(Figure collection entries)
──────────

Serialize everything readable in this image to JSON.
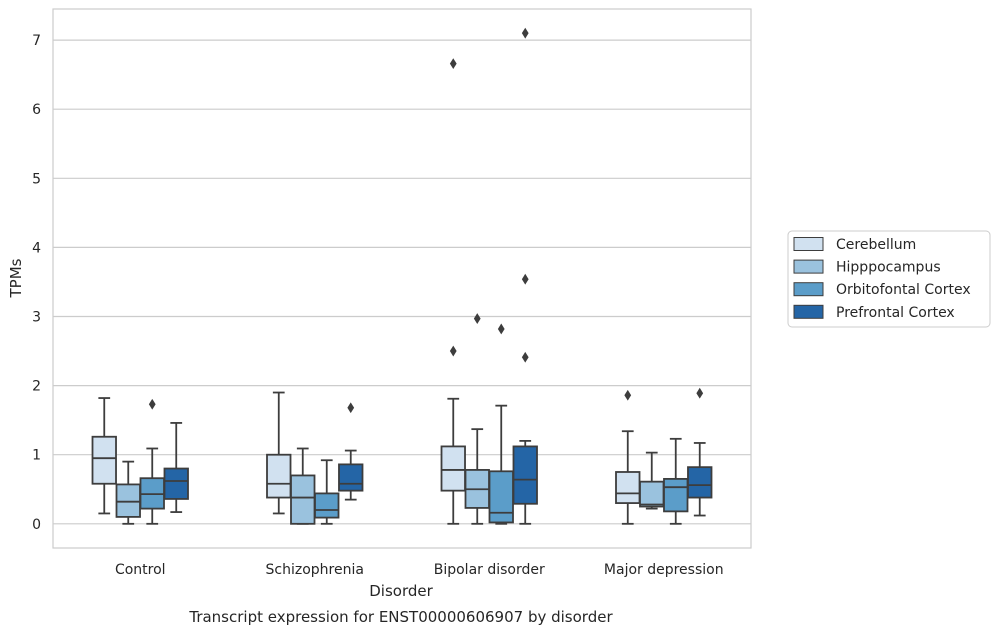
{
  "chart_data": {
    "type": "boxplot",
    "title": "Transcript expression for ENST00000606907 by disorder",
    "xlabel": "Disorder",
    "ylabel": "TPMs",
    "ylim": [
      -0.35,
      7.45
    ],
    "yticks": [
      0,
      1,
      2,
      3,
      4,
      5,
      6,
      7
    ],
    "grid": true,
    "legend_position": "right",
    "categories": [
      "Control",
      "Schizophrenia",
      "Bipolar disorder",
      "Major depression"
    ],
    "series": [
      {
        "name": "Cerebellum",
        "color": "#d1e1f0",
        "boxes": [
          {
            "whislo": 0.15,
            "q1": 0.58,
            "med": 0.95,
            "q3": 1.26,
            "whishi": 1.82,
            "fliers": []
          },
          {
            "whislo": 0.15,
            "q1": 0.38,
            "med": 0.58,
            "q3": 1.0,
            "whishi": 1.9,
            "fliers": []
          },
          {
            "whislo": 0.0,
            "q1": 0.48,
            "med": 0.78,
            "q3": 1.12,
            "whishi": 1.81,
            "fliers": [
              2.5,
              6.66
            ]
          },
          {
            "whislo": 0.0,
            "q1": 0.3,
            "med": 0.44,
            "q3": 0.75,
            "whishi": 1.34,
            "fliers": [
              1.86
            ]
          }
        ]
      },
      {
        "name": "Hipppocampus",
        "color": "#9ac2de",
        "boxes": [
          {
            "whislo": 0.0,
            "q1": 0.1,
            "med": 0.32,
            "q3": 0.57,
            "whishi": 0.9,
            "fliers": []
          },
          {
            "whislo": 0.0,
            "q1": 0.0,
            "med": 0.38,
            "q3": 0.7,
            "whishi": 1.09,
            "fliers": []
          },
          {
            "whislo": 0.0,
            "q1": 0.23,
            "med": 0.5,
            "q3": 0.78,
            "whishi": 1.37,
            "fliers": [
              2.97
            ]
          },
          {
            "whislo": 0.22,
            "q1": 0.25,
            "med": 0.28,
            "q3": 0.61,
            "whishi": 1.03,
            "fliers": []
          }
        ]
      },
      {
        "name": "Orbitofontal Cortex",
        "color": "#5b9dc9",
        "boxes": [
          {
            "whislo": 0.0,
            "q1": 0.22,
            "med": 0.43,
            "q3": 0.66,
            "whishi": 1.09,
            "fliers": [
              1.73
            ]
          },
          {
            "whislo": 0.0,
            "q1": 0.09,
            "med": 0.2,
            "q3": 0.44,
            "whishi": 0.92,
            "fliers": []
          },
          {
            "whislo": 0.0,
            "q1": 0.02,
            "med": 0.16,
            "q3": 0.76,
            "whishi": 1.71,
            "fliers": [
              2.82
            ]
          },
          {
            "whislo": 0.0,
            "q1": 0.18,
            "med": 0.53,
            "q3": 0.65,
            "whishi": 1.23,
            "fliers": []
          }
        ]
      },
      {
        "name": "Prefrontal Cortex",
        "color": "#2465a6",
        "boxes": [
          {
            "whislo": 0.17,
            "q1": 0.36,
            "med": 0.62,
            "q3": 0.8,
            "whishi": 1.46,
            "fliers": []
          },
          {
            "whislo": 0.35,
            "q1": 0.48,
            "med": 0.58,
            "q3": 0.86,
            "whishi": 1.06,
            "fliers": [
              1.68
            ]
          },
          {
            "whislo": 0.0,
            "q1": 0.29,
            "med": 0.64,
            "q3": 1.12,
            "whishi": 1.2,
            "fliers": [
              2.41,
              3.54,
              7.1
            ]
          },
          {
            "whislo": 0.12,
            "q1": 0.38,
            "med": 0.56,
            "q3": 0.82,
            "whishi": 1.17,
            "fliers": [
              1.89
            ]
          }
        ]
      }
    ]
  }
}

──────────

EXERCISE PROMPT: Write out every line of the listing that holds the word "color".

SOLUTION TO THIS EXERCISE:
        "color": "#d1e1f0",
        "color": "#9ac2de",
        "color": "#5b9dc9",
        "color": "#2465a6",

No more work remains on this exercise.